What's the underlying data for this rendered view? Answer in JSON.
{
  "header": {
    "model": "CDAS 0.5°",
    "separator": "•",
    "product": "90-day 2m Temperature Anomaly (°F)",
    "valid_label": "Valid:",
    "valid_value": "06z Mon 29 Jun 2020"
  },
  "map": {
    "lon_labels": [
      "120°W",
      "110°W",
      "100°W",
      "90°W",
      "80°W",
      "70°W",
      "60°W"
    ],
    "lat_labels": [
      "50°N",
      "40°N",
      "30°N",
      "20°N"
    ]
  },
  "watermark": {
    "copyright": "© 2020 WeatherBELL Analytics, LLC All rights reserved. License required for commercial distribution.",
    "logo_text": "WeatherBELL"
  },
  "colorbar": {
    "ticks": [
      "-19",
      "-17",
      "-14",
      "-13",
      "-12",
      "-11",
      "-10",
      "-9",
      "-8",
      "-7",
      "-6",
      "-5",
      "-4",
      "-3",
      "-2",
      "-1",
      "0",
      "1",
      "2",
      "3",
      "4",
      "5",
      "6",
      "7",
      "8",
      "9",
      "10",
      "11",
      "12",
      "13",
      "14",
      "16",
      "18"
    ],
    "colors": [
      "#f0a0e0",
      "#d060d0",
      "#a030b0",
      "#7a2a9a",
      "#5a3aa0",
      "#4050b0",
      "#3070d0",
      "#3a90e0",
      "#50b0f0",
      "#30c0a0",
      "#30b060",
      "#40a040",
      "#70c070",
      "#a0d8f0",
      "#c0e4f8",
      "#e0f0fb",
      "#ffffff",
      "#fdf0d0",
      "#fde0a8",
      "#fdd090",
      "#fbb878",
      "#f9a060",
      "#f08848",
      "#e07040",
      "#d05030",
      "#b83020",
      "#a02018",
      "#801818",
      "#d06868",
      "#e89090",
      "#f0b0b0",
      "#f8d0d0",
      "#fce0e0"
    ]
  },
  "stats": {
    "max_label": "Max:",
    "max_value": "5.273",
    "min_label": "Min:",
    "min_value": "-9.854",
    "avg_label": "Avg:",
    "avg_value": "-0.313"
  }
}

◆ ◆ ◆ ◆

**YOUR INSTRUCTIONS:**
Repeat the entries shown above, every one, word for word.

**SOLUTION TO THE EXERCISE:**
What's the underlying data for this rendered view? Answer in JSON.
{
  "header": {
    "model": "CDAS 0.5°",
    "separator": "•",
    "product": "90-day 2m Temperature Anomaly (°F)",
    "valid_label": "Valid:",
    "valid_value": "06z Mon 29 Jun 2020"
  },
  "map": {
    "lon_labels": [
      "120°W",
      "110°W",
      "100°W",
      "90°W",
      "80°W",
      "70°W",
      "60°W"
    ],
    "lat_labels": [
      "50°N",
      "40°N",
      "30°N",
      "20°N"
    ]
  },
  "watermark": {
    "copyright": "© 2020 WeatherBELL Analytics, LLC All rights reserved. License required for commercial distribution.",
    "logo_text": "WeatherBELL"
  },
  "colorbar": {
    "ticks": [
      "-19",
      "-17",
      "-14",
      "-13",
      "-12",
      "-11",
      "-10",
      "-9",
      "-8",
      "-7",
      "-6",
      "-5",
      "-4",
      "-3",
      "-2",
      "-1",
      "0",
      "1",
      "2",
      "3",
      "4",
      "5",
      "6",
      "7",
      "8",
      "9",
      "10",
      "11",
      "12",
      "13",
      "14",
      "16",
      "18"
    ],
    "colors": [
      "#f0a0e0",
      "#d060d0",
      "#a030b0",
      "#7a2a9a",
      "#5a3aa0",
      "#4050b0",
      "#3070d0",
      "#3a90e0",
      "#50b0f0",
      "#30c0a0",
      "#30b060",
      "#40a040",
      "#70c070",
      "#a0d8f0",
      "#c0e4f8",
      "#e0f0fb",
      "#ffffff",
      "#fdf0d0",
      "#fde0a8",
      "#fdd090",
      "#fbb878",
      "#f9a060",
      "#f08848",
      "#e07040",
      "#d05030",
      "#b83020",
      "#a02018",
      "#801818",
      "#d06868",
      "#e89090",
      "#f0b0b0",
      "#f8d0d0",
      "#fce0e0"
    ]
  },
  "stats": {
    "max_label": "Max:",
    "max_value": "5.273",
    "min_label": "Min:",
    "min_value": "-9.854",
    "avg_label": "Avg:",
    "avg_value": "-0.313"
  }
}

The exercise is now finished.